▶ **Task brief**
Print the listing below again. Change nothing.

▶ **Available data**
+++

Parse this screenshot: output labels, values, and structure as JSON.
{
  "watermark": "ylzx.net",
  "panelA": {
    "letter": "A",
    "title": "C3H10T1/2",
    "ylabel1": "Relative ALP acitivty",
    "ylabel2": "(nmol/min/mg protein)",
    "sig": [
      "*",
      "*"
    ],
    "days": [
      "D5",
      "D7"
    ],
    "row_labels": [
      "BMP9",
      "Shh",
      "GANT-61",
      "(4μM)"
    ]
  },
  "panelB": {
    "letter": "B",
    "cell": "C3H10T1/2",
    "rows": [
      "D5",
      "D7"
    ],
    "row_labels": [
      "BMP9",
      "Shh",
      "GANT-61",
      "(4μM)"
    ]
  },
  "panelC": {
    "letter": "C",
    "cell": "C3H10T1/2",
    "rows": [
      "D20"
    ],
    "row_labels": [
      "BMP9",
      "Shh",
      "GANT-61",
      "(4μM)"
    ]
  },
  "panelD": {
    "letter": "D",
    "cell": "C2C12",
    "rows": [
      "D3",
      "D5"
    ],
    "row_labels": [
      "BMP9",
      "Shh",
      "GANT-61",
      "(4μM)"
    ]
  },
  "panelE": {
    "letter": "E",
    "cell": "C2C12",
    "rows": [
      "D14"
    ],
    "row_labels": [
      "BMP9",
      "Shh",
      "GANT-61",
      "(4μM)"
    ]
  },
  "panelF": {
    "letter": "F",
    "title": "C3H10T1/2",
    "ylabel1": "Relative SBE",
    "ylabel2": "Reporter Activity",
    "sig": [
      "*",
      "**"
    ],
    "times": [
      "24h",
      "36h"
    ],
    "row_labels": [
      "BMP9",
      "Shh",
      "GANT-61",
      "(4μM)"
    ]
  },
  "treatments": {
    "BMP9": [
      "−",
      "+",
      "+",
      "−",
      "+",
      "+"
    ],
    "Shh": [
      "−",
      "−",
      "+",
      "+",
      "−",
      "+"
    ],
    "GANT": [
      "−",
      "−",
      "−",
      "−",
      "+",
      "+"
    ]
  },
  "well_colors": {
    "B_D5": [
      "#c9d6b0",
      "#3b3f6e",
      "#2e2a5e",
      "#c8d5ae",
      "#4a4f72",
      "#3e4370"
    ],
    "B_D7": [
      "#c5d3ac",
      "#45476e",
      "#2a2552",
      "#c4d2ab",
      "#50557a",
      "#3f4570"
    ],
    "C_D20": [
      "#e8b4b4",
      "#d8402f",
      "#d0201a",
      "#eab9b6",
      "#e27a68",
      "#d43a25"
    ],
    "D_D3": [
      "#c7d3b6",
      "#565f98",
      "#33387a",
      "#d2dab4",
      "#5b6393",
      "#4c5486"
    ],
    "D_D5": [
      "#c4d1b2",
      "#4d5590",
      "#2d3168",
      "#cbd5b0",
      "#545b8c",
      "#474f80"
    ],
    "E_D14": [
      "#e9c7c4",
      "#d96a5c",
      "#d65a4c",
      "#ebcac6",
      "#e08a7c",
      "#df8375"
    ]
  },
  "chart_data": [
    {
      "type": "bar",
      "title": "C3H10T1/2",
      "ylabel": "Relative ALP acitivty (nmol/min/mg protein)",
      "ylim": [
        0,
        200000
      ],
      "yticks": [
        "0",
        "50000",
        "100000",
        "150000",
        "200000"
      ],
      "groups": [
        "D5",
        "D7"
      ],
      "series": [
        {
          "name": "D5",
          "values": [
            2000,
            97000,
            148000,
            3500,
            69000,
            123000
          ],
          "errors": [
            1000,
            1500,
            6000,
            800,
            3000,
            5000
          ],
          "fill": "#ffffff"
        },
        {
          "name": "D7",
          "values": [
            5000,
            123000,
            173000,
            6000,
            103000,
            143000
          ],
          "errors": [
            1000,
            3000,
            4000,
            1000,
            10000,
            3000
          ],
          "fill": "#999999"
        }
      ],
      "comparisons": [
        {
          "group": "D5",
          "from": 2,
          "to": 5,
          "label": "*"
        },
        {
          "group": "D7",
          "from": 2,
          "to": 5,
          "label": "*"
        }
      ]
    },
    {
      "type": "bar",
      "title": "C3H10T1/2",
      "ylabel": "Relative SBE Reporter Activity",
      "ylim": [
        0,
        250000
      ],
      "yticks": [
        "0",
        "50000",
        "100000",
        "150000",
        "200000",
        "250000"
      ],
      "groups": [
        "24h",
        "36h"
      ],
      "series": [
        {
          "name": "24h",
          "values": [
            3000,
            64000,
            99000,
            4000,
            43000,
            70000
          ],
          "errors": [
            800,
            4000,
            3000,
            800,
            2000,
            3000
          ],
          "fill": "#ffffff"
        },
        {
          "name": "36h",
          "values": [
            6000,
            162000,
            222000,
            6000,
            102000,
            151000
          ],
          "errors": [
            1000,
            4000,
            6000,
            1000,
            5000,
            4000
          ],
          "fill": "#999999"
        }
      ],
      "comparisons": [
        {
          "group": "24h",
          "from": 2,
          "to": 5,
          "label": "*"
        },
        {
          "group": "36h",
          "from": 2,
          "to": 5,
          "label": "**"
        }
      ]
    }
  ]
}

+++

▶ **Task output**
Parse this screenshot: output labels, values, and structure as JSON.
{
  "watermark": "ylzx.net",
  "panelA": {
    "letter": "A",
    "title": "C3H10T1/2",
    "ylabel1": "Relative ALP acitivty",
    "ylabel2": "(nmol/min/mg protein)",
    "sig": [
      "*",
      "*"
    ],
    "days": [
      "D5",
      "D7"
    ],
    "row_labels": [
      "BMP9",
      "Shh",
      "GANT-61",
      "(4μM)"
    ]
  },
  "panelB": {
    "letter": "B",
    "cell": "C3H10T1/2",
    "rows": [
      "D5",
      "D7"
    ],
    "row_labels": [
      "BMP9",
      "Shh",
      "GANT-61",
      "(4μM)"
    ]
  },
  "panelC": {
    "letter": "C",
    "cell": "C3H10T1/2",
    "rows": [
      "D20"
    ],
    "row_labels": [
      "BMP9",
      "Shh",
      "GANT-61",
      "(4μM)"
    ]
  },
  "panelD": {
    "letter": "D",
    "cell": "C2C12",
    "rows": [
      "D3",
      "D5"
    ],
    "row_labels": [
      "BMP9",
      "Shh",
      "GANT-61",
      "(4μM)"
    ]
  },
  "panelE": {
    "letter": "E",
    "cell": "C2C12",
    "rows": [
      "D14"
    ],
    "row_labels": [
      "BMP9",
      "Shh",
      "GANT-61",
      "(4μM)"
    ]
  },
  "panelF": {
    "letter": "F",
    "title": "C3H10T1/2",
    "ylabel1": "Relative SBE",
    "ylabel2": "Reporter Activity",
    "sig": [
      "*",
      "**"
    ],
    "times": [
      "24h",
      "36h"
    ],
    "row_labels": [
      "BMP9",
      "Shh",
      "GANT-61",
      "(4μM)"
    ]
  },
  "treatments": {
    "BMP9": [
      "−",
      "+",
      "+",
      "−",
      "+",
      "+"
    ],
    "Shh": [
      "−",
      "−",
      "+",
      "+",
      "−",
      "+"
    ],
    "GANT": [
      "−",
      "−",
      "−",
      "−",
      "+",
      "+"
    ]
  },
  "well_colors": {
    "B_D5": [
      "#c9d6b0",
      "#3b3f6e",
      "#2e2a5e",
      "#c8d5ae",
      "#4a4f72",
      "#3e4370"
    ],
    "B_D7": [
      "#c5d3ac",
      "#45476e",
      "#2a2552",
      "#c4d2ab",
      "#50557a",
      "#3f4570"
    ],
    "C_D20": [
      "#e8b4b4",
      "#d8402f",
      "#d0201a",
      "#eab9b6",
      "#e27a68",
      "#d43a25"
    ],
    "D_D3": [
      "#c7d3b6",
      "#565f98",
      "#33387a",
      "#d2dab4",
      "#5b6393",
      "#4c5486"
    ],
    "D_D5": [
      "#c4d1b2",
      "#4d5590",
      "#2d3168",
      "#cbd5b0",
      "#545b8c",
      "#474f80"
    ],
    "E_D14": [
      "#e9c7c4",
      "#d96a5c",
      "#d65a4c",
      "#ebcac6",
      "#e08a7c",
      "#df8375"
    ]
  },
  "chart_data": [
    {
      "type": "bar",
      "title": "C3H10T1/2",
      "ylabel": "Relative ALP acitivty (nmol/min/mg protein)",
      "ylim": [
        0,
        200000
      ],
      "yticks": [
        "0",
        "50000",
        "100000",
        "150000",
        "200000"
      ],
      "groups": [
        "D5",
        "D7"
      ],
      "series": [
        {
          "name": "D5",
          "values": [
            2000,
            97000,
            148000,
            3500,
            69000,
            123000
          ],
          "errors": [
            1000,
            1500,
            6000,
            800,
            3000,
            5000
          ],
          "fill": "#ffffff"
        },
        {
          "name": "D7",
          "values": [
            5000,
            123000,
            173000,
            6000,
            103000,
            143000
          ],
          "errors": [
            1000,
            3000,
            4000,
            1000,
            10000,
            3000
          ],
          "fill": "#999999"
        }
      ],
      "comparisons": [
        {
          "group": "D5",
          "from": 2,
          "to": 5,
          "label": "*"
        },
        {
          "group": "D7",
          "from": 2,
          "to": 5,
          "label": "*"
        }
      ]
    },
    {
      "type": "bar",
      "title": "C3H10T1/2",
      "ylabel": "Relative SBE Reporter Activity",
      "ylim": [
        0,
        250000
      ],
      "yticks": [
        "0",
        "50000",
        "100000",
        "150000",
        "200000",
        "250000"
      ],
      "groups": [
        "24h",
        "36h"
      ],
      "series": [
        {
          "name": "24h",
          "values": [
            3000,
            64000,
            99000,
            4000,
            43000,
            70000
          ],
          "errors": [
            800,
            4000,
            3000,
            800,
            2000,
            3000
          ],
          "fill": "#ffffff"
        },
        {
          "name": "36h",
          "values": [
            6000,
            162000,
            222000,
            6000,
            102000,
            151000
          ],
          "errors": [
            1000,
            4000,
            6000,
            1000,
            5000,
            4000
          ],
          "fill": "#999999"
        }
      ],
      "comparisons": [
        {
          "group": "24h",
          "from": 2,
          "to": 5,
          "label": "*"
        },
        {
          "group": "36h",
          "from": 2,
          "to": 5,
          "label": "**"
        }
      ]
    }
  ]
}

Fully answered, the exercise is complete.